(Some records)
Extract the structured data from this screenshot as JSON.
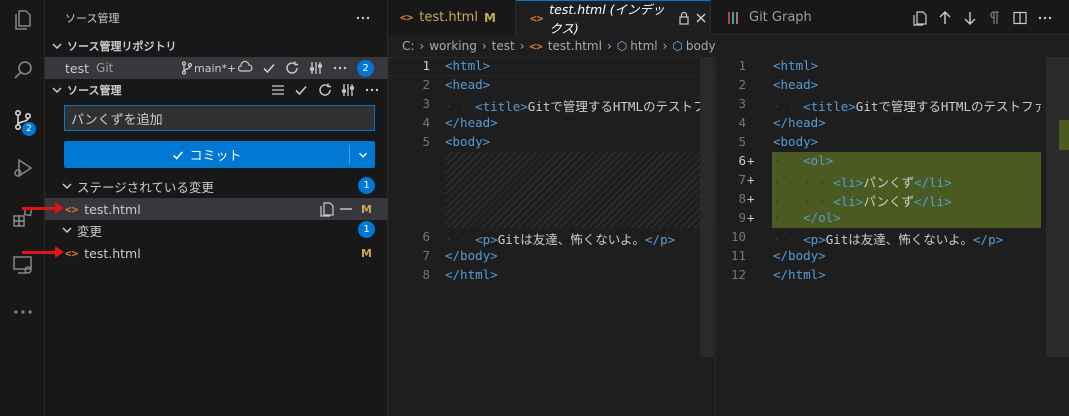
{
  "sidebar": {
    "title": "ソース管理",
    "repo_section": "ソース管理リポジトリ",
    "repo_name": "test",
    "repo_type": "Git",
    "branch": "main*+",
    "repo_badge": "2",
    "sc_section": "ソース管理",
    "commit_message": "パンくずを追加",
    "commit_button": "コミット",
    "staged_section": "ステージされている変更",
    "staged_count": "1",
    "staged_file": "test.html",
    "staged_status": "M",
    "changes_section": "変更",
    "changes_count": "1",
    "changes_file": "test.html",
    "changes_status": "M"
  },
  "activity": {
    "scm_badge": "2"
  },
  "tabs": [
    {
      "label": "test.html",
      "status": "M"
    },
    {
      "label": "test.html (インデックス)"
    },
    {
      "label": "Git Graph"
    }
  ],
  "breadcrumb": {
    "drive": "C:",
    "folder1": "working",
    "folder2": "test",
    "file": "test.html",
    "sym1": "html",
    "sym2": "body"
  },
  "left_editor": {
    "lines": [
      {
        "n": "1",
        "t": "<html>"
      },
      {
        "n": "2",
        "t": "<head>"
      },
      {
        "n": "3",
        "t": "<title>Gitで管理するHTMLのテストファ"
      },
      {
        "n": "4",
        "t": "</head>"
      },
      {
        "n": "5",
        "t": "<body>"
      },
      {
        "n": "6",
        "t": "<p>Gitは友達、怖くないよ。</p>"
      },
      {
        "n": "7",
        "t": "</body>"
      },
      {
        "n": "8",
        "t": "</html>"
      }
    ]
  },
  "right_editor": {
    "lines": [
      {
        "n": "1",
        "t": "<html>"
      },
      {
        "n": "2",
        "t": "<head>"
      },
      {
        "n": "3",
        "t": "<title>Gitで管理するHTMLのテストファ"
      },
      {
        "n": "4",
        "t": "</head>"
      },
      {
        "n": "5",
        "t": "<body>"
      },
      {
        "n": "6",
        "t": "<ol>"
      },
      {
        "n": "7",
        "t": "<li>パンくず</li>"
      },
      {
        "n": "8",
        "t": "<li>パンくず</li>"
      },
      {
        "n": "9",
        "t": "</ol>"
      },
      {
        "n": "10",
        "t": "<p>Gitは友達、怖くないよ。</p>"
      },
      {
        "n": "11",
        "t": "</body>"
      },
      {
        "n": "12",
        "t": "</html>"
      }
    ],
    "added_marker": "+"
  },
  "colors": {
    "accent": "#0078d4",
    "added_bg": "#4b5a20",
    "html_icon": "#e37933",
    "annotation_arrow": "#e01414"
  }
}
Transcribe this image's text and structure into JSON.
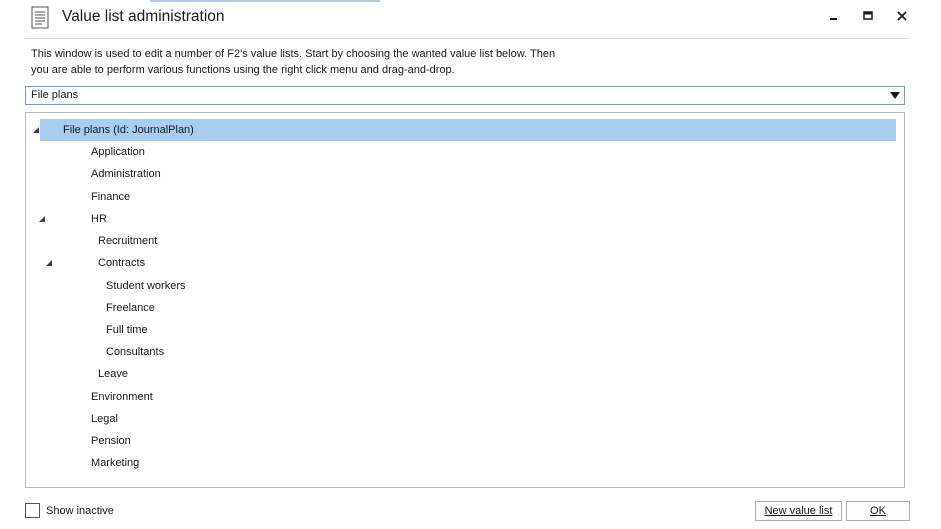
{
  "window": {
    "title": "Value list administration",
    "icons": {
      "app": "document-list-icon",
      "minimize": "minimize-icon",
      "maximize": "maximize-icon",
      "close": "close-icon"
    }
  },
  "description": {
    "line1": "This window is used to edit a number of F2's value lists. Start by choosing the wanted value list below. Then",
    "line2": "you are able to perform various functions using the right click menu and drag-and-drop."
  },
  "value_list_select": {
    "selected": "File plans"
  },
  "tree": {
    "nodes": [
      {
        "label": "File plans (Id: JournalPlan)",
        "expanded": true,
        "selected": true
      },
      {
        "label": "Application"
      },
      {
        "label": "Administration"
      },
      {
        "label": "Finance"
      },
      {
        "label": "HR",
        "expanded": true
      },
      {
        "label": "Recruitment"
      },
      {
        "label": "Contracts",
        "expanded": true
      },
      {
        "label": "Student workers"
      },
      {
        "label": "Freelance"
      },
      {
        "label": "Full time"
      },
      {
        "label": "Consultants"
      },
      {
        "label": "Leave"
      },
      {
        "label": "Environment"
      },
      {
        "label": "Legal"
      },
      {
        "label": "Pension"
      },
      {
        "label": "Marketing"
      }
    ]
  },
  "footer": {
    "show_inactive_label": "Show inactive",
    "show_inactive_checked": false,
    "new_value_list_label": "New value list",
    "ok_label": "OK"
  },
  "colors": {
    "selection": "#a7cdf0",
    "combo_border": "#6f9fd4"
  }
}
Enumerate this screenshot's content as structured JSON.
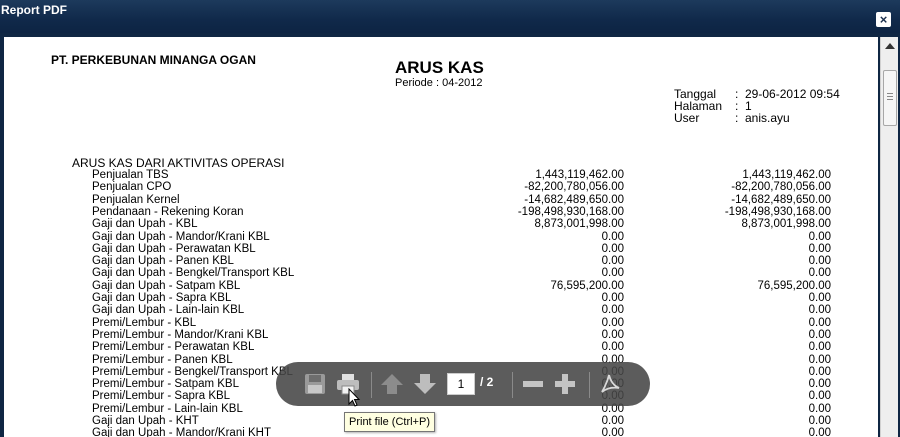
{
  "window": {
    "title": "Report PDF",
    "close_label": "×"
  },
  "report": {
    "company": "PT. PERKEBUNAN MINANGA OGAN",
    "title": "ARUS KAS",
    "period": "Periode : 04-2012",
    "meta": [
      {
        "key": "Tanggal",
        "colon": ":",
        "value": "29-06-2012 09:54"
      },
      {
        "key": "Halaman",
        "colon": ":",
        "value": "1"
      },
      {
        "key": "User",
        "colon": ":",
        "value": "anis.ayu"
      }
    ],
    "section_title": "ARUS KAS DARI AKTIVITAS OPERASI",
    "rows": [
      {
        "label": "Penjualan TBS",
        "v1": "1,443,119,462.00",
        "v2": "1,443,119,462.00"
      },
      {
        "label": "Penjualan CPO",
        "v1": "-82,200,780,056.00",
        "v2": "-82,200,780,056.00"
      },
      {
        "label": "Penjualan Kernel",
        "v1": "-14,682,489,650.00",
        "v2": "-14,682,489,650.00"
      },
      {
        "label": "Pendanaan - Rekening Koran",
        "v1": "-198,498,930,168.00",
        "v2": "-198,498,930,168.00"
      },
      {
        "label": "Gaji dan Upah - KBL",
        "v1": "8,873,001,998.00",
        "v2": "8,873,001,998.00"
      },
      {
        "label": "Gaji dan Upah - Mandor/Krani KBL",
        "v1": "0.00",
        "v2": "0.00"
      },
      {
        "label": "Gaji dan Upah - Perawatan KBL",
        "v1": "0.00",
        "v2": "0.00"
      },
      {
        "label": "Gaji dan Upah - Panen KBL",
        "v1": "0.00",
        "v2": "0.00"
      },
      {
        "label": "Gaji dan Upah - Bengkel/Transport KBL",
        "v1": "0.00",
        "v2": "0.00"
      },
      {
        "label": "Gaji dan Upah - Satpam KBL",
        "v1": "76,595,200.00",
        "v2": "76,595,200.00"
      },
      {
        "label": "Gaji dan Upah - Sapra KBL",
        "v1": "0.00",
        "v2": "0.00"
      },
      {
        "label": "Gaji dan Upah - Lain-lain KBL",
        "v1": "0.00",
        "v2": "0.00"
      },
      {
        "label": "Premi/Lembur - KBL",
        "v1": "0.00",
        "v2": "0.00"
      },
      {
        "label": "Premi/Lembur - Mandor/Krani KBL",
        "v1": "0.00",
        "v2": "0.00"
      },
      {
        "label": "Premi/Lembur - Perawatan KBL",
        "v1": "0.00",
        "v2": "0.00"
      },
      {
        "label": "Premi/Lembur - Panen KBL",
        "v1": "0.00",
        "v2": "0.00"
      },
      {
        "label": "Premi/Lembur - Bengkel/Transport KBL",
        "v1": "0.00",
        "v2": "0.00"
      },
      {
        "label": "Premi/Lembur - Satpam KBL",
        "v1": "0.00",
        "v2": "0.00"
      },
      {
        "label": "Premi/Lembur - Sapra KBL",
        "v1": "0.00",
        "v2": "0.00"
      },
      {
        "label": "Premi/Lembur - Lain-lain KBL",
        "v1": "0.00",
        "v2": "0.00"
      },
      {
        "label": "Gaji dan Upah - KHT",
        "v1": "0.00",
        "v2": "0.00"
      },
      {
        "label": "Gaji dan Upah - Mandor/Krani KHT",
        "v1": "0.00",
        "v2": "0.00"
      }
    ]
  },
  "pdf_toolbar": {
    "current_page": "1",
    "total_pages": "/ 2",
    "icons": [
      "save-icon",
      "print-icon",
      "page-up-icon",
      "page-down-icon",
      "zoom-out-icon",
      "zoom-in-icon",
      "adobe-acrobat-icon"
    ]
  },
  "tooltip": {
    "text": "Print file (Ctrl+P)"
  }
}
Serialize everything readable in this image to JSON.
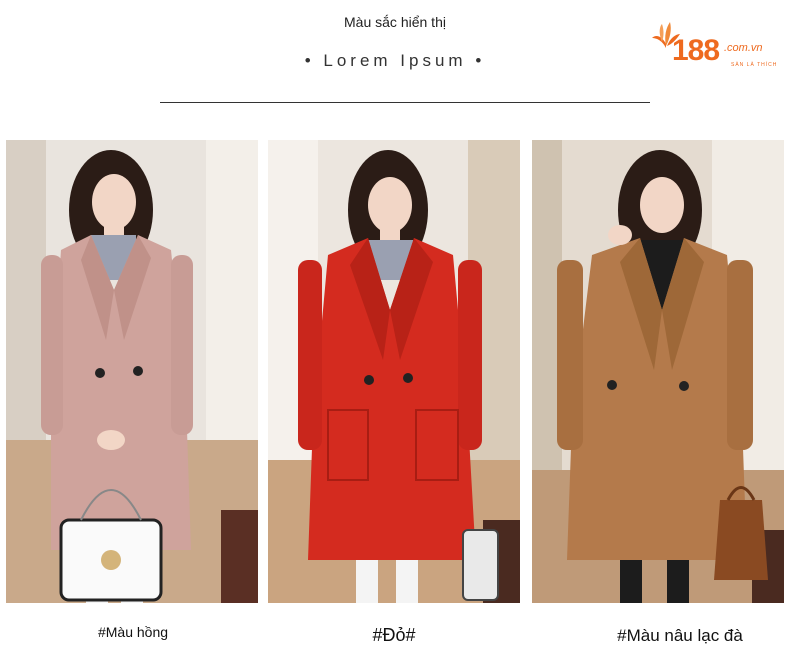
{
  "header": {
    "title": "Màu sắc hiển thị",
    "subtitle": "• Lorem Ipsum •"
  },
  "logo": {
    "number": "188",
    "domain": ".com.vn",
    "tagline": "SÀN LÀ THÍCH",
    "color": "#ee6a1f"
  },
  "products": [
    {
      "caption": "#Màu hồng",
      "coat_color": "#cfa39c",
      "wall_color": "#e8e2dc"
    },
    {
      "caption": "#Đỏ#",
      "coat_color": "#d42b1f",
      "wall_color": "#ece6df"
    },
    {
      "caption": "#Màu nâu lạc đà",
      "coat_color": "#b47a4b",
      "wall_color": "#e4dbd0"
    }
  ]
}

_Exercise description_:
Starting with the line that contains "Serialize everything readable", reproduce every line down to the end of the listing above, both endpoints included. Pictures stay out.

_In response_:
Serialize everything readable in this image to JSON.
{
  "header": {
    "title": "Màu sắc hiển thị",
    "subtitle": "• Lorem Ipsum •"
  },
  "logo": {
    "number": "188",
    "domain": ".com.vn",
    "tagline": "SÀN LÀ THÍCH",
    "color": "#ee6a1f"
  },
  "products": [
    {
      "caption": "#Màu hồng",
      "coat_color": "#cfa39c",
      "wall_color": "#e8e2dc"
    },
    {
      "caption": "#Đỏ#",
      "coat_color": "#d42b1f",
      "wall_color": "#ece6df"
    },
    {
      "caption": "#Màu nâu lạc đà",
      "coat_color": "#b47a4b",
      "wall_color": "#e4dbd0"
    }
  ]
}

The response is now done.